Instructions for the task — All of the material should be reproduced exactly, with pictures left out.

··· Dataset ···

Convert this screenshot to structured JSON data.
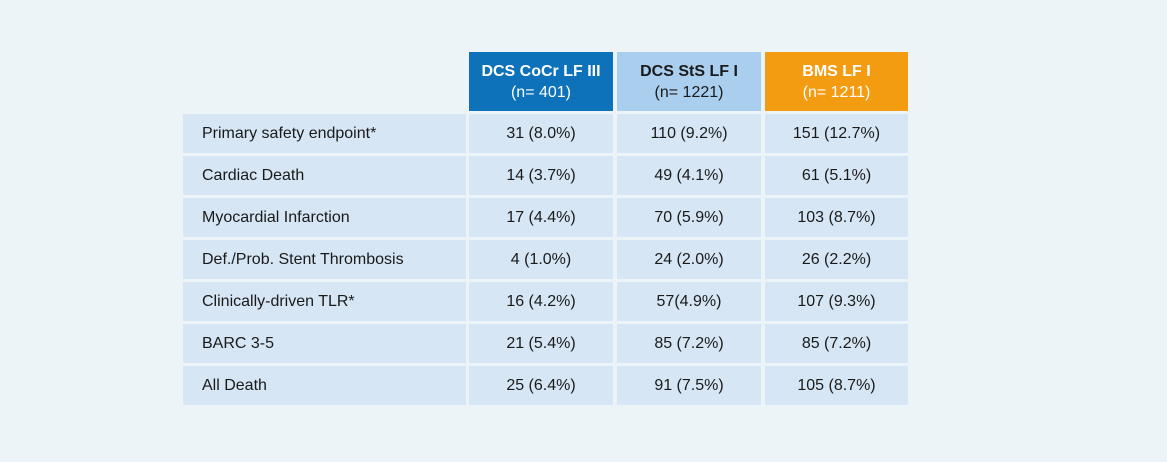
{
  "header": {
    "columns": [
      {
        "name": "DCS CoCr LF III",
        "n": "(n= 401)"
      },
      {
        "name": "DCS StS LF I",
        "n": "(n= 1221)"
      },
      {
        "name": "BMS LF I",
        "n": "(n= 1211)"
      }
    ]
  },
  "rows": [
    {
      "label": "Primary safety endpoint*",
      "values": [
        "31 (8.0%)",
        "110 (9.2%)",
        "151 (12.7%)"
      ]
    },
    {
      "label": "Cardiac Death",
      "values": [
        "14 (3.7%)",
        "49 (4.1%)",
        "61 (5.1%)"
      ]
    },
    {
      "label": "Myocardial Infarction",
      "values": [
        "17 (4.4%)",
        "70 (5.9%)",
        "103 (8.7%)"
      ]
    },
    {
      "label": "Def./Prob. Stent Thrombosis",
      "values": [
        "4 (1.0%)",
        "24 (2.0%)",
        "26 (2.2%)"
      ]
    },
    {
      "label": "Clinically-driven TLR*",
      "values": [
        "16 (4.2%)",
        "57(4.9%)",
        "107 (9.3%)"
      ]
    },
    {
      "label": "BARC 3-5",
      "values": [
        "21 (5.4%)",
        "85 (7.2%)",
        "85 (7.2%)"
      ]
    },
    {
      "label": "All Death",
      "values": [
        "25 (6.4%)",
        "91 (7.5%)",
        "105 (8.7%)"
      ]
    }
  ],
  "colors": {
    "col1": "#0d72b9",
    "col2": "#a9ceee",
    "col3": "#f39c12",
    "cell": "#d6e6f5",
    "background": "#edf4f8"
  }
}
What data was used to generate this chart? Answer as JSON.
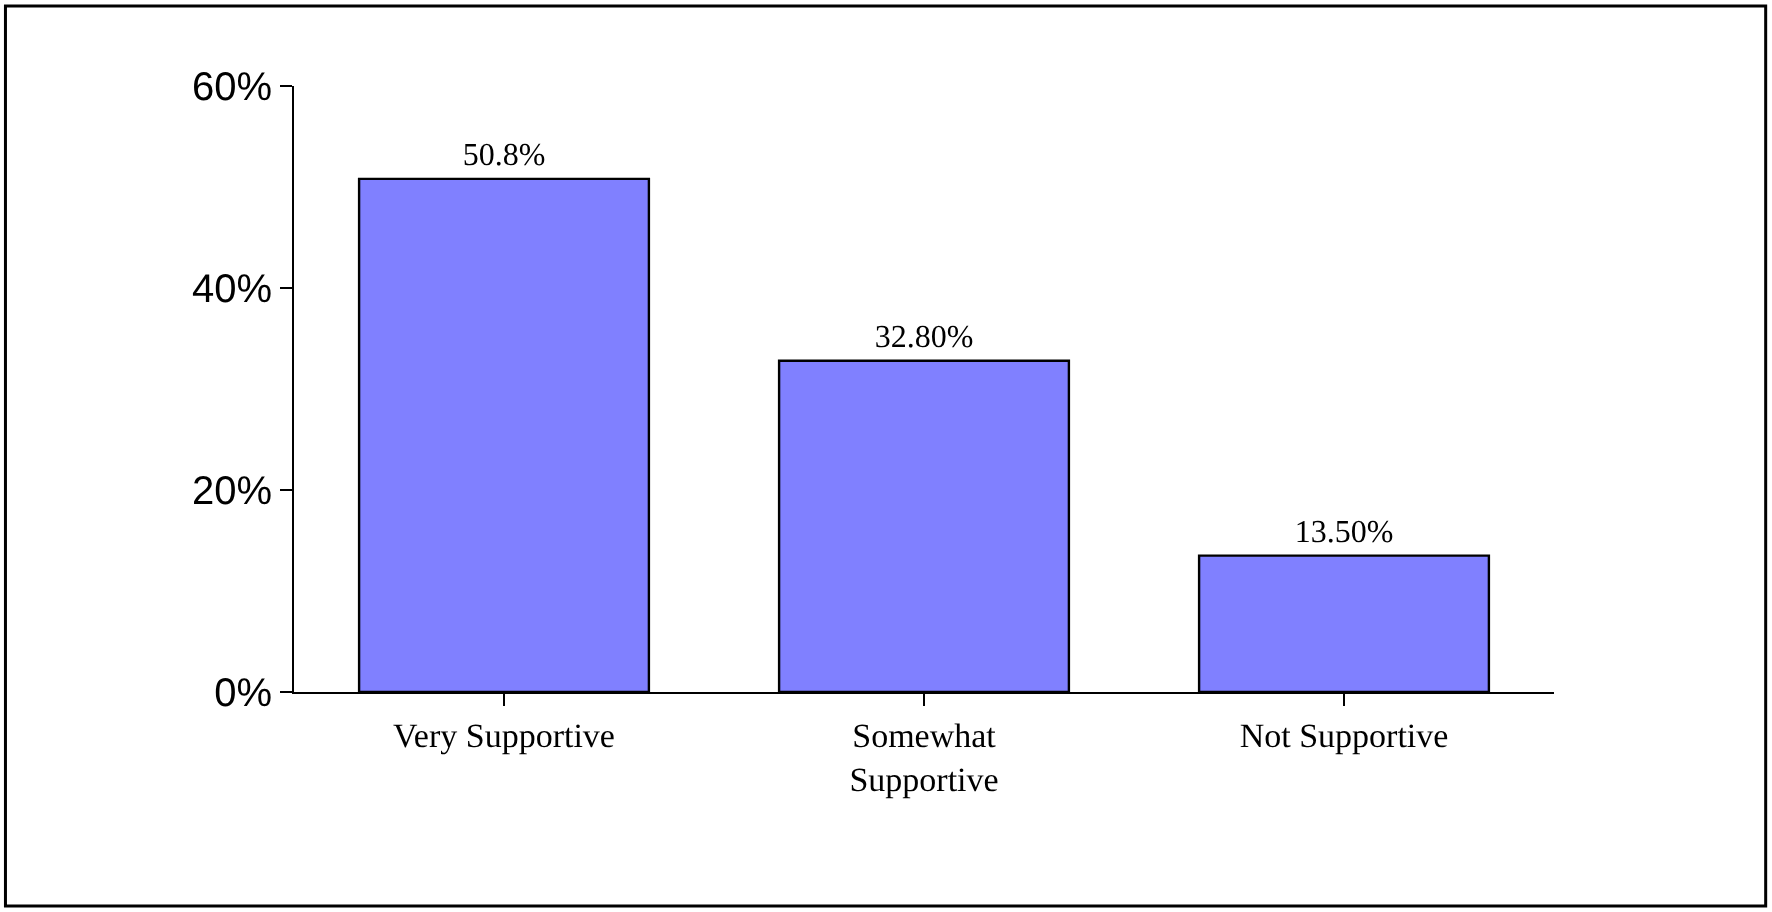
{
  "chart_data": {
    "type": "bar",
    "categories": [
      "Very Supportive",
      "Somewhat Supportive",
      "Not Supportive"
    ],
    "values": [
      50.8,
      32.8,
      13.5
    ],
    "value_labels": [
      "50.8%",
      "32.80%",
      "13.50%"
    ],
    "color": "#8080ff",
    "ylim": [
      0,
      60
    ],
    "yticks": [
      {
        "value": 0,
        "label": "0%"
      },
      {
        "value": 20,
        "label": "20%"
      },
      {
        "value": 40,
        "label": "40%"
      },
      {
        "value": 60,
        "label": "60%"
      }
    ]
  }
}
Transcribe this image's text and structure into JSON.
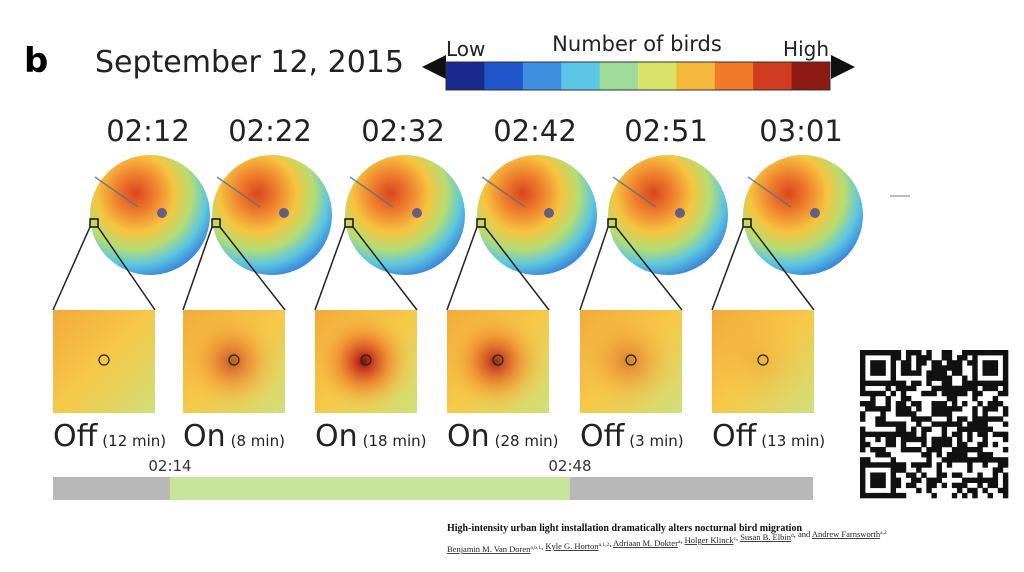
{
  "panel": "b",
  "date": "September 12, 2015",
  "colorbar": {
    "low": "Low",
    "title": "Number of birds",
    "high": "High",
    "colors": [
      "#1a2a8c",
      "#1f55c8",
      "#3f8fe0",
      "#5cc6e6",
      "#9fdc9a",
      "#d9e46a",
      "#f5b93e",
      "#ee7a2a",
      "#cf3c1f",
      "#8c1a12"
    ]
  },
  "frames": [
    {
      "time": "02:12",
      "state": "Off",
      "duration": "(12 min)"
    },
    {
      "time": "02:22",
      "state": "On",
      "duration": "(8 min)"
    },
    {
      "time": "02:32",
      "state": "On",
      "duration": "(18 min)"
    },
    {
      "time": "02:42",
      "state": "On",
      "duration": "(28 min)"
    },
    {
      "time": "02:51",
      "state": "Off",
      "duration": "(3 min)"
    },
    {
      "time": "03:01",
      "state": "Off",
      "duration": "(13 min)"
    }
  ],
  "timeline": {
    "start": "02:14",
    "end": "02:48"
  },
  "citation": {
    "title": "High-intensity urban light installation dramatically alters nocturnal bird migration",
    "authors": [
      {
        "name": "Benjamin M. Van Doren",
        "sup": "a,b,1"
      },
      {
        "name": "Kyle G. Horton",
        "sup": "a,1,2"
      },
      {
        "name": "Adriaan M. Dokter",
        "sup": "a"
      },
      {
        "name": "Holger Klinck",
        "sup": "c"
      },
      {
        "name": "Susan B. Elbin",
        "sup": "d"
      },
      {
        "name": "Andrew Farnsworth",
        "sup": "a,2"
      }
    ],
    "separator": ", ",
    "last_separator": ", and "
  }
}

···

Correct response —
Convert this screenshot to structured JSON data.
{
  "header": {
    "columns": [
      {
        "name": "DCS CoCr LF III",
        "n": "(n= 401)"
      },
      {
        "name": "DCS StS LF I",
        "n": "(n= 1221)"
      },
      {
        "name": "BMS LF I",
        "n": "(n= 1211)"
      }
    ]
  },
  "rows": [
    {
      "label": "Primary safety endpoint*",
      "values": [
        "31 (8.0%)",
        "110 (9.2%)",
        "151 (12.7%)"
      ]
    },
    {
      "label": "Cardiac Death",
      "values": [
        "14 (3.7%)",
        "49 (4.1%)",
        "61 (5.1%)"
      ]
    },
    {
      "label": "Myocardial Infarction",
      "values": [
        "17 (4.4%)",
        "70 (5.9%)",
        "103 (8.7%)"
      ]
    },
    {
      "label": "Def./Prob. Stent Thrombosis",
      "values": [
        "4 (1.0%)",
        "24 (2.0%)",
        "26 (2.2%)"
      ]
    },
    {
      "label": "Clinically-driven TLR*",
      "values": [
        "16 (4.2%)",
        "57(4.9%)",
        "107 (9.3%)"
      ]
    },
    {
      "label": "BARC 3-5",
      "values": [
        "21 (5.4%)",
        "85 (7.2%)",
        "85 (7.2%)"
      ]
    },
    {
      "label": "All Death",
      "values": [
        "25 (6.4%)",
        "91 (7.5%)",
        "105 (8.7%)"
      ]
    }
  ],
  "colors": {
    "col1": "#0d72b9",
    "col2": "#a9ceee",
    "col3": "#f39c12",
    "cell": "#d6e6f5",
    "background": "#edf4f8"
  }
}
What data was used to generate this chart? Answer as JSON.
{
  "chart_data": {
    "type": "bar",
    "categories": [
      "Very Supportive",
      "Somewhat Supportive",
      "Not Supportive"
    ],
    "values": [
      50.8,
      32.8,
      13.5
    ],
    "value_labels": [
      "50.8%",
      "32.80%",
      "13.50%"
    ],
    "color": "#8080ff",
    "ylim": [
      0,
      60
    ],
    "yticks": [
      {
        "value": 0,
        "label": "0%"
      },
      {
        "value": 20,
        "label": "20%"
      },
      {
        "value": 40,
        "label": "40%"
      },
      {
        "value": 60,
        "label": "60%"
      }
    ]
  }
}
Transcribe this image's text and structure into JSON.
{
  "panel": "b",
  "date": "September 12, 2015",
  "colorbar": {
    "low": "Low",
    "title": "Number of birds",
    "high": "High",
    "colors": [
      "#1a2a8c",
      "#1f55c8",
      "#3f8fe0",
      "#5cc6e6",
      "#9fdc9a",
      "#d9e46a",
      "#f5b93e",
      "#ee7a2a",
      "#cf3c1f",
      "#8c1a12"
    ]
  },
  "frames": [
    {
      "time": "02:12",
      "state": "Off",
      "duration": "(12 min)"
    },
    {
      "time": "02:22",
      "state": "On",
      "duration": "(8 min)"
    },
    {
      "time": "02:32",
      "state": "On",
      "duration": "(18 min)"
    },
    {
      "time": "02:42",
      "state": "On",
      "duration": "(28 min)"
    },
    {
      "time": "02:51",
      "state": "Off",
      "duration": "(3 min)"
    },
    {
      "time": "03:01",
      "state": "Off",
      "duration": "(13 min)"
    }
  ],
  "timeline": {
    "start": "02:14",
    "end": "02:48"
  },
  "citation": {
    "title": "High-intensity urban light installation dramatically alters nocturnal bird migration",
    "authors": [
      {
        "name": "Benjamin M. Van Doren",
        "sup": "a,b,1"
      },
      {
        "name": "Kyle G. Horton",
        "sup": "a,1,2"
      },
      {
        "name": "Adriaan M. Dokter",
        "sup": "a"
      },
      {
        "name": "Holger Klinck",
        "sup": "c"
      },
      {
        "name": "Susan B. Elbin",
        "sup": "d"
      },
      {
        "name": "Andrew Farnsworth",
        "sup": "a,2"
      }
    ],
    "separator": ", ",
    "last_separator": ", and "
  }
}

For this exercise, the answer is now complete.